Report only the number of lines holding "beauty".

---------------

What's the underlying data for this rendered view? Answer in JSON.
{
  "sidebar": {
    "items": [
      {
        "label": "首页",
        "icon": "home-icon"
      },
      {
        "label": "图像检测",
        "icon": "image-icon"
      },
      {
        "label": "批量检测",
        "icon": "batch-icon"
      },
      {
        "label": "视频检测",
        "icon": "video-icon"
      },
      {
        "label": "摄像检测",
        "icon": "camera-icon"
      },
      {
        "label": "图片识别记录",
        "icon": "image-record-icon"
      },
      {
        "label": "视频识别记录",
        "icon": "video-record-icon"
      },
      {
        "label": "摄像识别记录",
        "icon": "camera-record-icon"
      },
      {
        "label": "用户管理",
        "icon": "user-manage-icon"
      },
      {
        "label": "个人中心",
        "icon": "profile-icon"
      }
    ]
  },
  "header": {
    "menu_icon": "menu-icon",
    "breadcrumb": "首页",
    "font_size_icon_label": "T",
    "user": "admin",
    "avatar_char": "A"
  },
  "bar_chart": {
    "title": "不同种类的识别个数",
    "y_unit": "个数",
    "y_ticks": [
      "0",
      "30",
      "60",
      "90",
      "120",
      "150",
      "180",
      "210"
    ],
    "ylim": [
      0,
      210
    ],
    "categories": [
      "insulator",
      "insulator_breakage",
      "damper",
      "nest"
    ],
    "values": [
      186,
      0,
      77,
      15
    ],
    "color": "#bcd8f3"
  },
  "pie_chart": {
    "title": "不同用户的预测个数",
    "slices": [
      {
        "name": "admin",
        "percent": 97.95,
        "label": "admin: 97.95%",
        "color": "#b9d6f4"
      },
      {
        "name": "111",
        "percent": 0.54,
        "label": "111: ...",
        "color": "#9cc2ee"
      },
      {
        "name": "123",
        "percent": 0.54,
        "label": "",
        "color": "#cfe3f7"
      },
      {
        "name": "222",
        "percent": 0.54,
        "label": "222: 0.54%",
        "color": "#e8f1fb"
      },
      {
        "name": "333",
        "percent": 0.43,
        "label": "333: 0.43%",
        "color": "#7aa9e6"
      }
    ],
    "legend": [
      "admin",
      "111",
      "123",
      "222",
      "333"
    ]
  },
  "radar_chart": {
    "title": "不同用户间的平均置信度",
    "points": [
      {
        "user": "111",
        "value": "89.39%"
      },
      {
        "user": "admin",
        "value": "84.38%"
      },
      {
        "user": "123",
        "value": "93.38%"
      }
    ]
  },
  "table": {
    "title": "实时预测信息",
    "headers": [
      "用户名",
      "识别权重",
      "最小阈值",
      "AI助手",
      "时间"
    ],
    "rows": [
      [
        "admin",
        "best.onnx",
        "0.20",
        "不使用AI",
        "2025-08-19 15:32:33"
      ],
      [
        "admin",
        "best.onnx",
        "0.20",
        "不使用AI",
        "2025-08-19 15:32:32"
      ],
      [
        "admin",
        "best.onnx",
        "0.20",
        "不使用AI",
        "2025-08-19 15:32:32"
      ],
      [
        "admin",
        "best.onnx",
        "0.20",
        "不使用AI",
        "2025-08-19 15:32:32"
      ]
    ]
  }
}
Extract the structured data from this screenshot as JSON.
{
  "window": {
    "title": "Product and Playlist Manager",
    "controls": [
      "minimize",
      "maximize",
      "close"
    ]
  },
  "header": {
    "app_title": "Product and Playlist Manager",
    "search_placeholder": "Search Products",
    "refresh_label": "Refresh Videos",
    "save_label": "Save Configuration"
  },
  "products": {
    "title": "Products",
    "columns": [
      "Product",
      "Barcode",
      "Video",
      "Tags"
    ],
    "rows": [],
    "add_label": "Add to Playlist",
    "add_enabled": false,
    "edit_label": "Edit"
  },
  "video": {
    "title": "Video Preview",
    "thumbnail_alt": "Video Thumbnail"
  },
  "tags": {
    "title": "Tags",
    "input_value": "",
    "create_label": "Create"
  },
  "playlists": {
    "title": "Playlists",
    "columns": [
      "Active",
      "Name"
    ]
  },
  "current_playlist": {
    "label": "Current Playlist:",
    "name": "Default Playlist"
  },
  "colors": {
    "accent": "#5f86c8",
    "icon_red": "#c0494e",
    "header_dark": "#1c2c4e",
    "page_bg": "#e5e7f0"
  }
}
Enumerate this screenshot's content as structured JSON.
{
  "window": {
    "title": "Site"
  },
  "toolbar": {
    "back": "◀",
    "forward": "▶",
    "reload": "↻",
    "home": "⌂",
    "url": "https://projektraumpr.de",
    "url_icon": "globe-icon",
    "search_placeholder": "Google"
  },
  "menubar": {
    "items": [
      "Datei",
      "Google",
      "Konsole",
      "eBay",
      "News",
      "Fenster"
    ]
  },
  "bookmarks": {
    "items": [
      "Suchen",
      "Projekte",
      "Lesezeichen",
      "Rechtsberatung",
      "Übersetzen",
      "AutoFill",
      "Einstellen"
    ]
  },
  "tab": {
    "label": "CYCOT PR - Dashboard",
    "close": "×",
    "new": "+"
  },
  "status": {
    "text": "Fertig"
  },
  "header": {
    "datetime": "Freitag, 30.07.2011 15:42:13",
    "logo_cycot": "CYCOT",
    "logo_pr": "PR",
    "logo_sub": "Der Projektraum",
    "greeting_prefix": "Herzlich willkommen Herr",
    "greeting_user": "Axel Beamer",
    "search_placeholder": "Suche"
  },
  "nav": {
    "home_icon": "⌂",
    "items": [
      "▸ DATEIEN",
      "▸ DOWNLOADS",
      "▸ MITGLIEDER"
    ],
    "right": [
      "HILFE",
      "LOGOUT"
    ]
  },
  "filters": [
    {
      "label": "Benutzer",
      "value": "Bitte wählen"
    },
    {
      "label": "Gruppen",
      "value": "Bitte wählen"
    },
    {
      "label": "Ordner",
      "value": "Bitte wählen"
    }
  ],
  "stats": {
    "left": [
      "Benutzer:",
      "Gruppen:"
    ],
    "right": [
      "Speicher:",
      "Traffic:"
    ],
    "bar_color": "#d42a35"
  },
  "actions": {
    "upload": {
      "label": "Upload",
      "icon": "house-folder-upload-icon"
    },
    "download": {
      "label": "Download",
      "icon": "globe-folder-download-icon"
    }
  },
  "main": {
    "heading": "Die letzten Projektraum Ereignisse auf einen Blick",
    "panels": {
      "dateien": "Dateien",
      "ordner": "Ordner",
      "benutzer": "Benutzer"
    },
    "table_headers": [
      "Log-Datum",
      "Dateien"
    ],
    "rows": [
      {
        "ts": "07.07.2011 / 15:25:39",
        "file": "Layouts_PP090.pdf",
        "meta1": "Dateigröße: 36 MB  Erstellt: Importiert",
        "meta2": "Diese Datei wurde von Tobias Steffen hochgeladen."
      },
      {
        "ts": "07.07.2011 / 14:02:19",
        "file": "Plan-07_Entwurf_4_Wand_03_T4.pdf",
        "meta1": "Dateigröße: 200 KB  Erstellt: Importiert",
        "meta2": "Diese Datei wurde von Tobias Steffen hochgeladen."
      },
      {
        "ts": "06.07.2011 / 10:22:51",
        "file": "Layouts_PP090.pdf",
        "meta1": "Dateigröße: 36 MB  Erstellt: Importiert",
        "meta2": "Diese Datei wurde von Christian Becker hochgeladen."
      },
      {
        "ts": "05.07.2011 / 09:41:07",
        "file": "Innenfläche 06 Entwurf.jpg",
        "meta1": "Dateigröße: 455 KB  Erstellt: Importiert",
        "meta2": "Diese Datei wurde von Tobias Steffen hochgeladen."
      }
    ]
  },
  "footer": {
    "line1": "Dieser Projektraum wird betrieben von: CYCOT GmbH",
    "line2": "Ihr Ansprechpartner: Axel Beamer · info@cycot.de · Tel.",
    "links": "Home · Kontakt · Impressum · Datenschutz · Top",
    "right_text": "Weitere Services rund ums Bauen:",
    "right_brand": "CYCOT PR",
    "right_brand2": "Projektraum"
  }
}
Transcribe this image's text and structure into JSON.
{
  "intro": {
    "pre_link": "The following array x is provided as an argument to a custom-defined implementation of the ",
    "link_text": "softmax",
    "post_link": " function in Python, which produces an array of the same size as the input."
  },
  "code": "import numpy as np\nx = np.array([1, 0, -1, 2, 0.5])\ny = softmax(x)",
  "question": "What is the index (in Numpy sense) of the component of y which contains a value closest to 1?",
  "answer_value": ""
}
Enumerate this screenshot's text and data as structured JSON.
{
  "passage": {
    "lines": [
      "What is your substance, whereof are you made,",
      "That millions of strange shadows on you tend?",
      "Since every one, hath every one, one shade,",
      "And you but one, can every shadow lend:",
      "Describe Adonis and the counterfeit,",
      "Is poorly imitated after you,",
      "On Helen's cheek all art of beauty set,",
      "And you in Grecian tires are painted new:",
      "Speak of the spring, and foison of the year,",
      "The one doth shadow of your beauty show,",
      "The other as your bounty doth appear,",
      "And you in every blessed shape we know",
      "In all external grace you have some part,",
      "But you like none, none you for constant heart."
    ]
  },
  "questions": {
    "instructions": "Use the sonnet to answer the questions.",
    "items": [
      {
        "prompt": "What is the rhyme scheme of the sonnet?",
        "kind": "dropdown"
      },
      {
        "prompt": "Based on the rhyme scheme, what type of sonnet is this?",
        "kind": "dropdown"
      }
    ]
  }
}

---------------

- **ANSWER TO THIS TASK**
2